_INPUT_
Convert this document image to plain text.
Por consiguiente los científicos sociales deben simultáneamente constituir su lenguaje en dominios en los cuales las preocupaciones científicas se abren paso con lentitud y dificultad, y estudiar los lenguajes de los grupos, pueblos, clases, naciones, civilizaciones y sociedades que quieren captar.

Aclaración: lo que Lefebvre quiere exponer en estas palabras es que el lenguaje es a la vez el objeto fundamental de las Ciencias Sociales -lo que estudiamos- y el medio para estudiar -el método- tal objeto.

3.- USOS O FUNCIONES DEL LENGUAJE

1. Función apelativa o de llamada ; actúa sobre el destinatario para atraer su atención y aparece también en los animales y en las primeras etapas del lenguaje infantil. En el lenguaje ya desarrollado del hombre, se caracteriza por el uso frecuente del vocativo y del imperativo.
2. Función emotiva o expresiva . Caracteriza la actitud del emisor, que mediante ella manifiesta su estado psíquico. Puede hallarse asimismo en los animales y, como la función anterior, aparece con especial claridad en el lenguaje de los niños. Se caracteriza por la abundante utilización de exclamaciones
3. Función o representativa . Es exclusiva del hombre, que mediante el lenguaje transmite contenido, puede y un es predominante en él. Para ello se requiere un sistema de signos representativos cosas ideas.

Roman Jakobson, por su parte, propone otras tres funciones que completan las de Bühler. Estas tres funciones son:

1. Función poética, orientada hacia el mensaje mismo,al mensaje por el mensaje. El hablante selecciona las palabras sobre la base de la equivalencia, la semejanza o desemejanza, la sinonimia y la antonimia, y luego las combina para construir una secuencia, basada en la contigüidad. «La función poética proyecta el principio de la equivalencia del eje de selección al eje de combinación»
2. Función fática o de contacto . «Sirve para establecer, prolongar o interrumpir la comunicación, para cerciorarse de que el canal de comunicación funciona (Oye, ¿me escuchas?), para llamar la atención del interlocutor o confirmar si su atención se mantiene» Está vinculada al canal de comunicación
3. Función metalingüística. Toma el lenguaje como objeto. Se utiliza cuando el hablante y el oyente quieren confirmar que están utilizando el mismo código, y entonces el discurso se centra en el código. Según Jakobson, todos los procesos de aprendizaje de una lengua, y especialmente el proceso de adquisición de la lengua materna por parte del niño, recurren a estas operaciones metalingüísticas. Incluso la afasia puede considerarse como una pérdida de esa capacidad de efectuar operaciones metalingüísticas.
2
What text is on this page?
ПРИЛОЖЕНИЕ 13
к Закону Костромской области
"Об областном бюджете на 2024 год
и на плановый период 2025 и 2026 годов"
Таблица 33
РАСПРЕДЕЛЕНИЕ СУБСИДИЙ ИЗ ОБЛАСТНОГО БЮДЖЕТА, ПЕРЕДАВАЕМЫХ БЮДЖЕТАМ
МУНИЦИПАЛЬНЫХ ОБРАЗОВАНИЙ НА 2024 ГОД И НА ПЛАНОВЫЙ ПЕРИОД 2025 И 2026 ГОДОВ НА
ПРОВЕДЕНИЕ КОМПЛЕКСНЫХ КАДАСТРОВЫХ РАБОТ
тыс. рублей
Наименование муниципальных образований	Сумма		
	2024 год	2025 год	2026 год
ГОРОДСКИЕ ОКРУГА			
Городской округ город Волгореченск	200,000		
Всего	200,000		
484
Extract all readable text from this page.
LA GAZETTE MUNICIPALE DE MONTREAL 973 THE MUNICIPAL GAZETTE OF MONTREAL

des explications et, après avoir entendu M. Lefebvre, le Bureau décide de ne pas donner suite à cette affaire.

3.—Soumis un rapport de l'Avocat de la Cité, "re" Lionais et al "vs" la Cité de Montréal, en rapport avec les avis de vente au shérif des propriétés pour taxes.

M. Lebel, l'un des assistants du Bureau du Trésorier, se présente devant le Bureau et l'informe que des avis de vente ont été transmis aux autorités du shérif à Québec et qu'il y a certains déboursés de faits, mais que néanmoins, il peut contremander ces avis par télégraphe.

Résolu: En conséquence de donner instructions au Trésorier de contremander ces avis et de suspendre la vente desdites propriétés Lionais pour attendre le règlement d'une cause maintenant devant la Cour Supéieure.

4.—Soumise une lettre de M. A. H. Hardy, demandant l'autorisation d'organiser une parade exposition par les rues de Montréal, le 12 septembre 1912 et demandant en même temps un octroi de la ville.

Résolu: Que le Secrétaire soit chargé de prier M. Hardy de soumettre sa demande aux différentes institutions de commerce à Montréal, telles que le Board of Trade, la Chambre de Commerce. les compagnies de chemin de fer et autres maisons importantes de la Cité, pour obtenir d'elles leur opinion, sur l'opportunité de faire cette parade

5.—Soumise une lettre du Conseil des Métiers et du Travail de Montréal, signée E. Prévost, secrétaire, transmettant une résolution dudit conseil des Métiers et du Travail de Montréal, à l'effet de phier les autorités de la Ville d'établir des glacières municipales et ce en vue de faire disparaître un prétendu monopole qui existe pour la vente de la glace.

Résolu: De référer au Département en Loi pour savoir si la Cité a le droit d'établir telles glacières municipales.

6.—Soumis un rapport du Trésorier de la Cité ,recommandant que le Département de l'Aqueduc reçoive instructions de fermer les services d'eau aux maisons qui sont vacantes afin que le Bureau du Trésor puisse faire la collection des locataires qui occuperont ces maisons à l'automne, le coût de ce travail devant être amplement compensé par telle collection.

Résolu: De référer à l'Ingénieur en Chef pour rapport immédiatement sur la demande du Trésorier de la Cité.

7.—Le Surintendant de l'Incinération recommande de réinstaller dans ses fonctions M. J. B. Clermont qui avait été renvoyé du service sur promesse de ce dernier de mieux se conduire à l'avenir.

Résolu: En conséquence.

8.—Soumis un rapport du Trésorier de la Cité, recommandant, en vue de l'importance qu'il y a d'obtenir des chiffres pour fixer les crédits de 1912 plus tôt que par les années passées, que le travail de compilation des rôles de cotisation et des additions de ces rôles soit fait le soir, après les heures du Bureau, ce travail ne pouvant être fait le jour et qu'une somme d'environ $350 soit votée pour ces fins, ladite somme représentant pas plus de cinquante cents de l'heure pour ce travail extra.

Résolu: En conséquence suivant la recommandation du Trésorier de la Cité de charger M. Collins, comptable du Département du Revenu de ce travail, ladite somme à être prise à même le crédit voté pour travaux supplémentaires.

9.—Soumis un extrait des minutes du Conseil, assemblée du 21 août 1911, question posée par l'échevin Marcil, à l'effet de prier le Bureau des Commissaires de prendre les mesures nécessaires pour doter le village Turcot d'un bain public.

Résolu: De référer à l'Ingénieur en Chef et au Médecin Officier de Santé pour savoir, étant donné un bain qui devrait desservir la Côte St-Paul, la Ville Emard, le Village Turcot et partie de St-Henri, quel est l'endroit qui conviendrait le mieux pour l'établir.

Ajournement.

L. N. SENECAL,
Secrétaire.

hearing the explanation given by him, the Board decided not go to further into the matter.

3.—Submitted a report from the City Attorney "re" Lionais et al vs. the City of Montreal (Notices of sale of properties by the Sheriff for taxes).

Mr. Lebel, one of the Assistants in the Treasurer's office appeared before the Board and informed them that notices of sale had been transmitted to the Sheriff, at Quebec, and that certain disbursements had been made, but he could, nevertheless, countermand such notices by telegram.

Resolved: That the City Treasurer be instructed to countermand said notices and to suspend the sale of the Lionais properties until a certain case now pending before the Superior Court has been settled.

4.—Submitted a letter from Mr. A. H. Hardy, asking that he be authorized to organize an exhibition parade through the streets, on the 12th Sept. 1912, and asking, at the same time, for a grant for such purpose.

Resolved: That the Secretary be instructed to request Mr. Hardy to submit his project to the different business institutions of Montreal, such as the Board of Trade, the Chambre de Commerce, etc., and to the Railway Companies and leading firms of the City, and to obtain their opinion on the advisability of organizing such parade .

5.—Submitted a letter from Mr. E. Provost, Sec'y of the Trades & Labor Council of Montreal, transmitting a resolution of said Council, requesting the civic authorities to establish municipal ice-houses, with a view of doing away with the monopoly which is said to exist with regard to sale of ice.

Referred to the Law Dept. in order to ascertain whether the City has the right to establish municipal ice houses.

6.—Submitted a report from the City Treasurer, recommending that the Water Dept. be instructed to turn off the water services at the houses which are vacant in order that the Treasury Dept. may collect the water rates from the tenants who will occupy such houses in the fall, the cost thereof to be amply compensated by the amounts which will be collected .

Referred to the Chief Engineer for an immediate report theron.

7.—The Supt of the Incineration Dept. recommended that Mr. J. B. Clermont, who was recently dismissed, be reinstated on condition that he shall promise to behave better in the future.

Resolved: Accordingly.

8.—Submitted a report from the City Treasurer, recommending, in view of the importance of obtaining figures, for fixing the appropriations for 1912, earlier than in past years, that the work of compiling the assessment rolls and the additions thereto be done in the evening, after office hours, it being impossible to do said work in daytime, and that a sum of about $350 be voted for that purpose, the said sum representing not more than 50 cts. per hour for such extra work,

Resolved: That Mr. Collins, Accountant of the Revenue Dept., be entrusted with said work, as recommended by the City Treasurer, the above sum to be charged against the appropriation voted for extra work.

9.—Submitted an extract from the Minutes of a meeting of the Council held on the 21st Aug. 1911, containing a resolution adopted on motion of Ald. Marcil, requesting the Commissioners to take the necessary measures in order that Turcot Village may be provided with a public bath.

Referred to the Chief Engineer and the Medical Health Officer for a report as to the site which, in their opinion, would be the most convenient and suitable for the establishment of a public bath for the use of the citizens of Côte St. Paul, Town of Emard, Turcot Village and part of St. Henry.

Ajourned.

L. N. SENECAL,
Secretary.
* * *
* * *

_WHAT IS ASKED_
From the material above, copy each line that includes the word "mediante".

_ANSWER TO THIS EXERCISE_
2. Función emotiva o expresiva . Caracteriza la actitud del emisor, que mediante ella manifiesta su estado psíquico. Puede hallarse asimismo en los animales y, como la función anterior, aparece con especial claridad en el lenguaje de los niños. Se caracteriza por la abundante utilización de exclamaciones
3. Función o representativa . Es exclusiva del hombre, que mediante el lenguaje transmite contenido, puede y un es predominante en él. Para ello se requiere un sistema de signos representativos cosas ideas.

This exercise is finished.